## begin Given records
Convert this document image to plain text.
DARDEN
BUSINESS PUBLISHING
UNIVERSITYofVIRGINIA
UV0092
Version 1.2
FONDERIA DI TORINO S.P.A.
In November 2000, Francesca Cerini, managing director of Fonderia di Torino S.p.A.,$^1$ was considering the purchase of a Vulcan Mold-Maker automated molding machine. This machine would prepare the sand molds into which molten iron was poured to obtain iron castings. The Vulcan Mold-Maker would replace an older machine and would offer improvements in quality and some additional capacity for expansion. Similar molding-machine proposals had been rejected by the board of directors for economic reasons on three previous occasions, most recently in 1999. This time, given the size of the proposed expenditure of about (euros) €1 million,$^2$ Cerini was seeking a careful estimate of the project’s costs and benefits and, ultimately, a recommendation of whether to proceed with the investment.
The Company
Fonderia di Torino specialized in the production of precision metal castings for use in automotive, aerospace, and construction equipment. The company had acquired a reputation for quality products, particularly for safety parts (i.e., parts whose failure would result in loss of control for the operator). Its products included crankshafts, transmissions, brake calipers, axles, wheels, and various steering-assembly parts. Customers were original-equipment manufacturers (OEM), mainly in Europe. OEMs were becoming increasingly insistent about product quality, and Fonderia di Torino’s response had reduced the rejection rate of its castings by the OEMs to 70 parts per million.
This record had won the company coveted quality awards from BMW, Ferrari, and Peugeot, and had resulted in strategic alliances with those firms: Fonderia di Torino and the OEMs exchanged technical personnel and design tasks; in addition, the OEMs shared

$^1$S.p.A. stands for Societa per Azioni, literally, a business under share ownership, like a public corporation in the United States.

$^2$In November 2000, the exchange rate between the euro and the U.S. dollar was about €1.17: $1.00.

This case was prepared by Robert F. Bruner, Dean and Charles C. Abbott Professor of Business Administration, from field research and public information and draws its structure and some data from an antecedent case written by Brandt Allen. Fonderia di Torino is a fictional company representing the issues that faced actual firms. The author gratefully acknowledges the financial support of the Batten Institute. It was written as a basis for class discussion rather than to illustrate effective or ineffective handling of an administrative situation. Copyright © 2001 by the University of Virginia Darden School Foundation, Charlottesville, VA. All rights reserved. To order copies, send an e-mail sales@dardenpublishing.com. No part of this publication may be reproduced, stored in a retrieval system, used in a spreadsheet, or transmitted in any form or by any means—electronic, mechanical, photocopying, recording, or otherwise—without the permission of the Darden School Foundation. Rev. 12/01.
## end Given records
• The problem: Output the records exactly, including every line.

• Correct response:
Convert this document image to plain text.
DARDEN
BUSINESS PUBLISHING
UNIVERSITYofVIRGINIA
UV0092
Version 1.2
FONDERIA DI TORINO S.P.A.
In November 2000, Francesca Cerini, managing director of Fonderia di Torino S.p.A.,$^1$ was considering the purchase of a Vulcan Mold-Maker automated molding machine. This machine would prepare the sand molds into which molten iron was poured to obtain iron castings. The Vulcan Mold-Maker would replace an older machine and would offer improvements in quality and some additional capacity for expansion. Similar molding-machine proposals had been rejected by the board of directors for economic reasons on three previous occasions, most recently in 1999. This time, given the size of the proposed expenditure of about (euros) €1 million,$^2$ Cerini was seeking a careful estimate of the project’s costs and benefits and, ultimately, a recommendation of whether to proceed with the investment.
The Company
Fonderia di Torino specialized in the production of precision metal castings for use in automotive, aerospace, and construction equipment. The company had acquired a reputation for quality products, particularly for safety parts (i.e., parts whose failure would result in loss of control for the operator). Its products included crankshafts, transmissions, brake calipers, axles, wheels, and various steering-assembly parts. Customers were original-equipment manufacturers (OEM), mainly in Europe. OEMs were becoming increasingly insistent about product quality, and Fonderia di Torino’s response had reduced the rejection rate of its castings by the OEMs to 70 parts per million.
This record had won the company coveted quality awards from BMW, Ferrari, and Peugeot, and had resulted in strategic alliances with those firms: Fonderia di Torino and the OEMs exchanged technical personnel and design tasks; in addition, the OEMs shared

$^1$S.p.A. stands for Societa per Azioni, literally, a business under share ownership, like a public corporation in the United States.

$^2$In November 2000, the exchange rate between the euro and the U.S. dollar was about €1.17: $1.00.

This case was prepared by Robert F. Bruner, Dean and Charles C. Abbott Professor of Business Administration, from field research and public information and draws its structure and some data from an antecedent case written by Brandt Allen. Fonderia di Torino is a fictional company representing the issues that faced actual firms. The author gratefully acknowledges the financial support of the Batten Institute. It was written as a basis for class discussion rather than to illustrate effective or ineffective handling of an administrative situation. Copyright © 2001 by the University of Virginia Darden School Foundation, Charlottesville, VA. All rights reserved. To order copies, send an e-mail sales@dardenpublishing.com. No part of this publication may be reproduced, stored in a retrieval system, used in a spreadsheet, or transmitted in any form or by any means—electronic, mechanical, photocopying, recording, or otherwise—without the permission of the Darden School Foundation. Rev. 12/01.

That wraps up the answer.